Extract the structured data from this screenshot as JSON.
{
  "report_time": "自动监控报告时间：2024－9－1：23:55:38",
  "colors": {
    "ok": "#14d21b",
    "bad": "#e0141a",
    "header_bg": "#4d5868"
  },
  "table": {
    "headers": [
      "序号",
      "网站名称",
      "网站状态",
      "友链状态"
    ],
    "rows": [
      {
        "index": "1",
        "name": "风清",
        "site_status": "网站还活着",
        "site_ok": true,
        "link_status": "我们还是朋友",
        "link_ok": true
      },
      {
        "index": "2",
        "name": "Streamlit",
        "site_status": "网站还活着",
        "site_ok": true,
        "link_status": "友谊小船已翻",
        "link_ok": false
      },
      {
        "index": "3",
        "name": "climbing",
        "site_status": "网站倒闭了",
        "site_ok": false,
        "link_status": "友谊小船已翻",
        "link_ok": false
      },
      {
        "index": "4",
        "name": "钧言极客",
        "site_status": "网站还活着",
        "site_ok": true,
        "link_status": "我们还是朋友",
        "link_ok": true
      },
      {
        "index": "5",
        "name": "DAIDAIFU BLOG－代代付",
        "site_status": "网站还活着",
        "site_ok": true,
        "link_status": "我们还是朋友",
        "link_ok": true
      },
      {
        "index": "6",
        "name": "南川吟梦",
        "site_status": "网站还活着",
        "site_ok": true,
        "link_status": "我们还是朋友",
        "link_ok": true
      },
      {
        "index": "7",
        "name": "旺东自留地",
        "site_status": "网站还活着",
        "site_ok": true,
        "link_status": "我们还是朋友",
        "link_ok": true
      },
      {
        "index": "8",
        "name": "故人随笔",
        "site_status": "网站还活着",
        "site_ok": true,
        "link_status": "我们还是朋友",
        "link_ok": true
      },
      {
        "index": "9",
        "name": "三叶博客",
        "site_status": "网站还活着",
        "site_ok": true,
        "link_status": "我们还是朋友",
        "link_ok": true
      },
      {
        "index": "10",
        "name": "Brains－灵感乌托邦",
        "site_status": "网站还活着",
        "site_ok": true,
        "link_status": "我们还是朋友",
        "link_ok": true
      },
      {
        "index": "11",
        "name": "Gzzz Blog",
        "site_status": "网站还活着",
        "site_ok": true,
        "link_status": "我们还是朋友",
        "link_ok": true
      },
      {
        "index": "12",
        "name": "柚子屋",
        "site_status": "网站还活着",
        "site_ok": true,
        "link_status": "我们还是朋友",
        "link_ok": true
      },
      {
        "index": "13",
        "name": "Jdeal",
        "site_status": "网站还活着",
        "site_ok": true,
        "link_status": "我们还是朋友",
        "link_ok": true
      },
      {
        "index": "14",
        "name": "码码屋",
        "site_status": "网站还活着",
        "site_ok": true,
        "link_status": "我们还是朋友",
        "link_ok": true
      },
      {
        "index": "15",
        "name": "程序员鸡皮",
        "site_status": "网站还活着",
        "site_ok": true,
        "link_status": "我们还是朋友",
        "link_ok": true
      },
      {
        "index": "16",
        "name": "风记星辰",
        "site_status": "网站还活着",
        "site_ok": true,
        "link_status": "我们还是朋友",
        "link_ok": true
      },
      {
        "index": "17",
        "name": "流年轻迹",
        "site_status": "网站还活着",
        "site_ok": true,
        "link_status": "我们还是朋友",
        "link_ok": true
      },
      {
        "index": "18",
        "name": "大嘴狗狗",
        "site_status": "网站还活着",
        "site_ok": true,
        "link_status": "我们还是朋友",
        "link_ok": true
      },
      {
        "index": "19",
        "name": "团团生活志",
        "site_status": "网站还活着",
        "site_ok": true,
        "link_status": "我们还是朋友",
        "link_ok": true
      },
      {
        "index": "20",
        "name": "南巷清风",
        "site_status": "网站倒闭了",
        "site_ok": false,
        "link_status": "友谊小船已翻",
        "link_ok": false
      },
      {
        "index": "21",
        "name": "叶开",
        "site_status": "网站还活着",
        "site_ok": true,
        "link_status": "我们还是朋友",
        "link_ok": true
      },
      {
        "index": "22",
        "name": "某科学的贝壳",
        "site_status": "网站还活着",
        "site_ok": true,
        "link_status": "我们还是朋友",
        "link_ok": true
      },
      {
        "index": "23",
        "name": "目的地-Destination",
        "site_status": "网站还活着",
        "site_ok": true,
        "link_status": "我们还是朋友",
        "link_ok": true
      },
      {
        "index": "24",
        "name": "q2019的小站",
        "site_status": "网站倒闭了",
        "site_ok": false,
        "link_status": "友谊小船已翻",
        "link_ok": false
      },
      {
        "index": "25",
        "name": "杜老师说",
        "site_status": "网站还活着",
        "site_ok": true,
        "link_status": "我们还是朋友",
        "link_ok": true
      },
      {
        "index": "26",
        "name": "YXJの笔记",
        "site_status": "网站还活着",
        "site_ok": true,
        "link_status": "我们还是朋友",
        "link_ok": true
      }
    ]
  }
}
******
[Instructions for the task]: Faithfully transcribe the whole of the data.

[Exercise solution]:
Extract the structured data from this screenshot as JSON.
{
  "report_time": "自动监控报告时间：2024－9－1：23:55:38",
  "colors": {
    "ok": "#14d21b",
    "bad": "#e0141a",
    "header_bg": "#4d5868"
  },
  "table": {
    "headers": [
      "序号",
      "网站名称",
      "网站状态",
      "友链状态"
    ],
    "rows": [
      {
        "index": "1",
        "name": "风清",
        "site_status": "网站还活着",
        "site_ok": true,
        "link_status": "我们还是朋友",
        "link_ok": true
      },
      {
        "index": "2",
        "name": "Streamlit",
        "site_status": "网站还活着",
        "site_ok": true,
        "link_status": "友谊小船已翻",
        "link_ok": false
      },
      {
        "index": "3",
        "name": "climbing",
        "site_status": "网站倒闭了",
        "site_ok": false,
        "link_status": "友谊小船已翻",
        "link_ok": false
      },
      {
        "index": "4",
        "name": "钧言极客",
        "site_status": "网站还活着",
        "site_ok": true,
        "link_status": "我们还是朋友",
        "link_ok": true
      },
      {
        "index": "5",
        "name": "DAIDAIFU BLOG－代代付",
        "site_status": "网站还活着",
        "site_ok": true,
        "link_status": "我们还是朋友",
        "link_ok": true
      },
      {
        "index": "6",
        "name": "南川吟梦",
        "site_status": "网站还活着",
        "site_ok": true,
        "link_status": "我们还是朋友",
        "link_ok": true
      },
      {
        "index": "7",
        "name": "旺东自留地",
        "site_status": "网站还活着",
        "site_ok": true,
        "link_status": "我们还是朋友",
        "link_ok": true
      },
      {
        "index": "8",
        "name": "故人随笔",
        "site_status": "网站还活着",
        "site_ok": true,
        "link_status": "我们还是朋友",
        "link_ok": true
      },
      {
        "index": "9",
        "name": "三叶博客",
        "site_status": "网站还活着",
        "site_ok": true,
        "link_status": "我们还是朋友",
        "link_ok": true
      },
      {
        "index": "10",
        "name": "Brains－灵感乌托邦",
        "site_status": "网站还活着",
        "site_ok": true,
        "link_status": "我们还是朋友",
        "link_ok": true
      },
      {
        "index": "11",
        "name": "Gzzz Blog",
        "site_status": "网站还活着",
        "site_ok": true,
        "link_status": "我们还是朋友",
        "link_ok": true
      },
      {
        "index": "12",
        "name": "柚子屋",
        "site_status": "网站还活着",
        "site_ok": true,
        "link_status": "我们还是朋友",
        "link_ok": true
      },
      {
        "index": "13",
        "name": "Jdeal",
        "site_status": "网站还活着",
        "site_ok": true,
        "link_status": "我们还是朋友",
        "link_ok": true
      },
      {
        "index": "14",
        "name": "码码屋",
        "site_status": "网站还活着",
        "site_ok": true,
        "link_status": "我们还是朋友",
        "link_ok": true
      },
      {
        "index": "15",
        "name": "程序员鸡皮",
        "site_status": "网站还活着",
        "site_ok": true,
        "link_status": "我们还是朋友",
        "link_ok": true
      },
      {
        "index": "16",
        "name": "风记星辰",
        "site_status": "网站还活着",
        "site_ok": true,
        "link_status": "我们还是朋友",
        "link_ok": true
      },
      {
        "index": "17",
        "name": "流年轻迹",
        "site_status": "网站还活着",
        "site_ok": true,
        "link_status": "我们还是朋友",
        "link_ok": true
      },
      {
        "index": "18",
        "name": "大嘴狗狗",
        "site_status": "网站还活着",
        "site_ok": true,
        "link_status": "我们还是朋友",
        "link_ok": true
      },
      {
        "index": "19",
        "name": "团团生活志",
        "site_status": "网站还活着",
        "site_ok": true,
        "link_status": "我们还是朋友",
        "link_ok": true
      },
      {
        "index": "20",
        "name": "南巷清风",
        "site_status": "网站倒闭了",
        "site_ok": false,
        "link_status": "友谊小船已翻",
        "link_ok": false
      },
      {
        "index": "21",
        "name": "叶开",
        "site_status": "网站还活着",
        "site_ok": true,
        "link_status": "我们还是朋友",
        "link_ok": true
      },
      {
        "index": "22",
        "name": "某科学的贝壳",
        "site_status": "网站还活着",
        "site_ok": true,
        "link_status": "我们还是朋友",
        "link_ok": true
      },
      {
        "index": "23",
        "name": "目的地-Destination",
        "site_status": "网站还活着",
        "site_ok": true,
        "link_status": "我们还是朋友",
        "link_ok": true
      },
      {
        "index": "24",
        "name": "q2019的小站",
        "site_status": "网站倒闭了",
        "site_ok": false,
        "link_status": "友谊小船已翻",
        "link_ok": false
      },
      {
        "index": "25",
        "name": "杜老师说",
        "site_status": "网站还活着",
        "site_ok": true,
        "link_status": "我们还是朋友",
        "link_ok": true
      },
      {
        "index": "26",
        "name": "YXJの笔记",
        "site_status": "网站还活着",
        "site_ok": true,
        "link_status": "我们还是朋友",
        "link_ok": true
      }
    ]
  }
}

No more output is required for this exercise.